§ **Given problem**
Every record that follows should be printed verbatim.
BEGIN
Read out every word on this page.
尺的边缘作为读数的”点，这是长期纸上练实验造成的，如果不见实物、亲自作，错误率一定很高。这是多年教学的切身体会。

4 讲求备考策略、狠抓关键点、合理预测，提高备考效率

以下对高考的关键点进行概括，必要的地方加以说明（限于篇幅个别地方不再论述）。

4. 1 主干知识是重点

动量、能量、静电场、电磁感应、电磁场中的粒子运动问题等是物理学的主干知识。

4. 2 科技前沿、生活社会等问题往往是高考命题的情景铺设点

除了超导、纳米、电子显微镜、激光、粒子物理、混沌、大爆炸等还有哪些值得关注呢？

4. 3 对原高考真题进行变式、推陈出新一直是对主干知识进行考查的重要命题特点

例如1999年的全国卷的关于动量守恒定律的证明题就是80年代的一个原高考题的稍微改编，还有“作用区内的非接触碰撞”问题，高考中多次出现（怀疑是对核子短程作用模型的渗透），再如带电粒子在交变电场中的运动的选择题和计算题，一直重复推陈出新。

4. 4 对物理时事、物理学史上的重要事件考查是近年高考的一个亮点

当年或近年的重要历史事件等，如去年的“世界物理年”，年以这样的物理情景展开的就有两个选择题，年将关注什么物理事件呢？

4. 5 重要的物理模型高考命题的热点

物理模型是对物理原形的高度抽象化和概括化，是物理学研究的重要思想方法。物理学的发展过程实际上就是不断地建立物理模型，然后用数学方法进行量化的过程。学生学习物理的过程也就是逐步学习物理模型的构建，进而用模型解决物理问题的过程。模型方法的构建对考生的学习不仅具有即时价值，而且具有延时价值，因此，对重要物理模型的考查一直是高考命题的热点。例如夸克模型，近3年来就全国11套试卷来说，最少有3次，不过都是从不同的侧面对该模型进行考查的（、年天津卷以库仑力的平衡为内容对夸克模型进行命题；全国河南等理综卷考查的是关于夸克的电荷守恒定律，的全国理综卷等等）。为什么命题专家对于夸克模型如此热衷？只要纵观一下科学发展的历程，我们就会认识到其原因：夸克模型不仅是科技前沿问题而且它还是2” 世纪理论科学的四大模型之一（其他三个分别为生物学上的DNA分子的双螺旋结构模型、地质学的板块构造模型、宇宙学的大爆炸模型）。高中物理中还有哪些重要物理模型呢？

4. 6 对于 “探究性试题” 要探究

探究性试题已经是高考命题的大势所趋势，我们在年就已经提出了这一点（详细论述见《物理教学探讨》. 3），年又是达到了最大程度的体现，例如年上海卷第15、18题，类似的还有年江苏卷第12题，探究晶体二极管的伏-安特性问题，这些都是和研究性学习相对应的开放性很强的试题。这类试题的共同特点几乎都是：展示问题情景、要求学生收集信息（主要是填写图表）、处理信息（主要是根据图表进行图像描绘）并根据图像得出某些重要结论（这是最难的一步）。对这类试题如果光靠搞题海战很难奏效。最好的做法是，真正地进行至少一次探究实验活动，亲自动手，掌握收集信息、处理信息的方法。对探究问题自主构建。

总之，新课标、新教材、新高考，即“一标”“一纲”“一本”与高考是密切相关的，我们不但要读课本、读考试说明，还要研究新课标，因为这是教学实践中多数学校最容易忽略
END
§ **Answer to this task**
Read out every word on this page.
尺的边缘作为读数的”点，这是长期纸上练实验造成的，如果不见实物、亲自作，错误率一定很高。这是多年教学的切身体会。

4 讲求备考策略、狠抓关键点、合理预测，提高备考效率

以下对高考的关键点进行概括，必要的地方加以说明（限于篇幅个别地方不再论述）。

4. 1 主干知识是重点

动量、能量、静电场、电磁感应、电磁场中的粒子运动问题等是物理学的主干知识。

4. 2 科技前沿、生活社会等问题往往是高考命题的情景铺设点

除了超导、纳米、电子显微镜、激光、粒子物理、混沌、大爆炸等还有哪些值得关注呢？

4. 3 对原高考真题进行变式、推陈出新一直是对主干知识进行考查的重要命题特点

例如1999年的全国卷的关于动量守恒定律的证明题就是80年代的一个原高考题的稍微改编，还有“作用区内的非接触碰撞”问题，高考中多次出现（怀疑是对核子短程作用模型的渗透），再如带电粒子在交变电场中的运动的选择题和计算题，一直重复推陈出新。

4. 4 对物理时事、物理学史上的重要事件考查是近年高考的一个亮点

当年或近年的重要历史事件等，如去年的“世界物理年”，年以这样的物理情景展开的就有两个选择题，年将关注什么物理事件呢？

4. 5 重要的物理模型高考命题的热点

物理模型是对物理原形的高度抽象化和概括化，是物理学研究的重要思想方法。物理学的发展过程实际上就是不断地建立物理模型，然后用数学方法进行量化的过程。学生学习物理的过程也就是逐步学习物理模型的构建，进而用模型解决物理问题的过程。模型方法的构建对考生的学习不仅具有即时价值，而且具有延时价值，因此，对重要物理模型的考查一直是高考命题的热点。例如夸克模型，近3年来就全国11套试卷来说，最少有3次，不过都是从不同的侧面对该模型进行考查的（、年天津卷以库仑力的平衡为内容对夸克模型进行命题；全国河南等理综卷考查的是关于夸克的电荷守恒定律，的全国理综卷等等）。为什么命题专家对于夸克模型如此热衷？只要纵观一下科学发展的历程，我们就会认识到其原因：夸克模型不仅是科技前沿问题而且它还是2” 世纪理论科学的四大模型之一（其他三个分别为生物学上的DNA分子的双螺旋结构模型、地质学的板块构造模型、宇宙学的大爆炸模型）。高中物理中还有哪些重要物理模型呢？

4. 6 对于 “探究性试题” 要探究

探究性试题已经是高考命题的大势所趋势，我们在年就已经提出了这一点（详细论述见《物理教学探讨》. 3），年又是达到了最大程度的体现，例如年上海卷第15、18题，类似的还有年江苏卷第12题，探究晶体二极管的伏-安特性问题，这些都是和研究性学习相对应的开放性很强的试题。这类试题的共同特点几乎都是：展示问题情景、要求学生收集信息（主要是填写图表）、处理信息（主要是根据图表进行图像描绘）并根据图像得出某些重要结论（这是最难的一步）。对这类试题如果光靠搞题海战很难奏效。最好的做法是，真正地进行至少一次探究实验活动，亲自动手，掌握收集信息、处理信息的方法。对探究问题自主构建。

总之，新课标、新教材、新高考，即“一标”“一纲”“一本”与高考是密切相关的，我们不但要读课本、读考试说明，还要研究新课标，因为这是教学实践中多数学校最容易忽略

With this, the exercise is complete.